-- Start --
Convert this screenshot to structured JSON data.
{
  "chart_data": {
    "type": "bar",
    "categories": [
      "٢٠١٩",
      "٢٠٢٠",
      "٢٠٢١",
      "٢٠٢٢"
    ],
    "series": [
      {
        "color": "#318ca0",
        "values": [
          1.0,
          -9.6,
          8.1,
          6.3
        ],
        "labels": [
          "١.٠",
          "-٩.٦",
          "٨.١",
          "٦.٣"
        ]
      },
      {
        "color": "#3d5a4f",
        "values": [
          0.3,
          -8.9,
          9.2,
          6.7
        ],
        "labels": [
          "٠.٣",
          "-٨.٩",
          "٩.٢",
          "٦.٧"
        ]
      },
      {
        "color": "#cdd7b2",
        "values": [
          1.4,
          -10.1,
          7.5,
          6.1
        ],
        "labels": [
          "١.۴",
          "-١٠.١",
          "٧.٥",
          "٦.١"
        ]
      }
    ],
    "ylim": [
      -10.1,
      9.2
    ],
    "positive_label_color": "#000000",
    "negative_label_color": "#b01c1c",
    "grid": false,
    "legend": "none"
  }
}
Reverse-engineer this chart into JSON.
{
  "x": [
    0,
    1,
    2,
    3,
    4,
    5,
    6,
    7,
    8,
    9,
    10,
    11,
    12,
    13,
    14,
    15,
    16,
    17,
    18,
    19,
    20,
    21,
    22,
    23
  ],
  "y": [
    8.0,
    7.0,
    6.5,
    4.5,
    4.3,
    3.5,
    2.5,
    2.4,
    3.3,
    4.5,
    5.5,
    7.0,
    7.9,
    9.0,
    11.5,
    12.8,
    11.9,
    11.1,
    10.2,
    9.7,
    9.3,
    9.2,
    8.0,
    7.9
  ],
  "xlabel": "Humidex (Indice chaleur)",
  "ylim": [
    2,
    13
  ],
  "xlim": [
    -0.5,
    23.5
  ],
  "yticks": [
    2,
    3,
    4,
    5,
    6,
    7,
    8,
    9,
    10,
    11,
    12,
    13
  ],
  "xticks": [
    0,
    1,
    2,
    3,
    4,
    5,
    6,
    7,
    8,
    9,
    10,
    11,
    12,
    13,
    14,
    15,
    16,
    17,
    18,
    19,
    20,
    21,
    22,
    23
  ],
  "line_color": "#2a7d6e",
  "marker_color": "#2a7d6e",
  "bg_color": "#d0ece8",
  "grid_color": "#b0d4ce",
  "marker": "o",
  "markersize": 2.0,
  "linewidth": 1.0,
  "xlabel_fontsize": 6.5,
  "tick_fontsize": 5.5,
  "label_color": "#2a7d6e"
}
-- End --
WORK TO COMPLETE >> From the preceding material, extract every line exactly.

EXERCISE RESPONSE >>
Convert this screenshot to structured JSON data.
{
  "chart_data": {
    "type": "bar",
    "categories": [
      "٢٠١٩",
      "٢٠٢٠",
      "٢٠٢١",
      "٢٠٢٢"
    ],
    "series": [
      {
        "color": "#318ca0",
        "values": [
          1.0,
          -9.6,
          8.1,
          6.3
        ],
        "labels": [
          "١.٠",
          "-٩.٦",
          "٨.١",
          "٦.٣"
        ]
      },
      {
        "color": "#3d5a4f",
        "values": [
          0.3,
          -8.9,
          9.2,
          6.7
        ],
        "labels": [
          "٠.٣",
          "-٨.٩",
          "٩.٢",
          "٦.٧"
        ]
      },
      {
        "color": "#cdd7b2",
        "values": [
          1.4,
          -10.1,
          7.5,
          6.1
        ],
        "labels": [
          "١.۴",
          "-١٠.١",
          "٧.٥",
          "٦.١"
        ]
      }
    ],
    "ylim": [
      -10.1,
      9.2
    ],
    "positive_label_color": "#000000",
    "negative_label_color": "#b01c1c",
    "grid": false,
    "legend": "none"
  }
}
Reverse-engineer this chart into JSON.
{
  "x": [
    0,
    1,
    2,
    3,
    4,
    5,
    6,
    7,
    8,
    9,
    10,
    11,
    12,
    13,
    14,
    15,
    16,
    17,
    18,
    19,
    20,
    21,
    22,
    23
  ],
  "y": [
    8.0,
    7.0,
    6.5,
    4.5,
    4.3,
    3.5,
    2.5,
    2.4,
    3.3,
    4.5,
    5.5,
    7.0,
    7.9,
    9.0,
    11.5,
    12.8,
    11.9,
    11.1,
    10.2,
    9.7,
    9.3,
    9.2,
    8.0,
    7.9
  ],
  "xlabel": "Humidex (Indice chaleur)",
  "ylim": [
    2,
    13
  ],
  "xlim": [
    -0.5,
    23.5
  ],
  "yticks": [
    2,
    3,
    4,
    5,
    6,
    7,
    8,
    9,
    10,
    11,
    12,
    13
  ],
  "xticks": [
    0,
    1,
    2,
    3,
    4,
    5,
    6,
    7,
    8,
    9,
    10,
    11,
    12,
    13,
    14,
    15,
    16,
    17,
    18,
    19,
    20,
    21,
    22,
    23
  ],
  "line_color": "#2a7d6e",
  "marker_color": "#2a7d6e",
  "bg_color": "#d0ece8",
  "grid_color": "#b0d4ce",
  "marker": "o",
  "markersize": 2.0,
  "linewidth": 1.0,
  "xlabel_fontsize": 6.5,
  "tick_fontsize": 5.5,
  "label_color": "#2a7d6e"
}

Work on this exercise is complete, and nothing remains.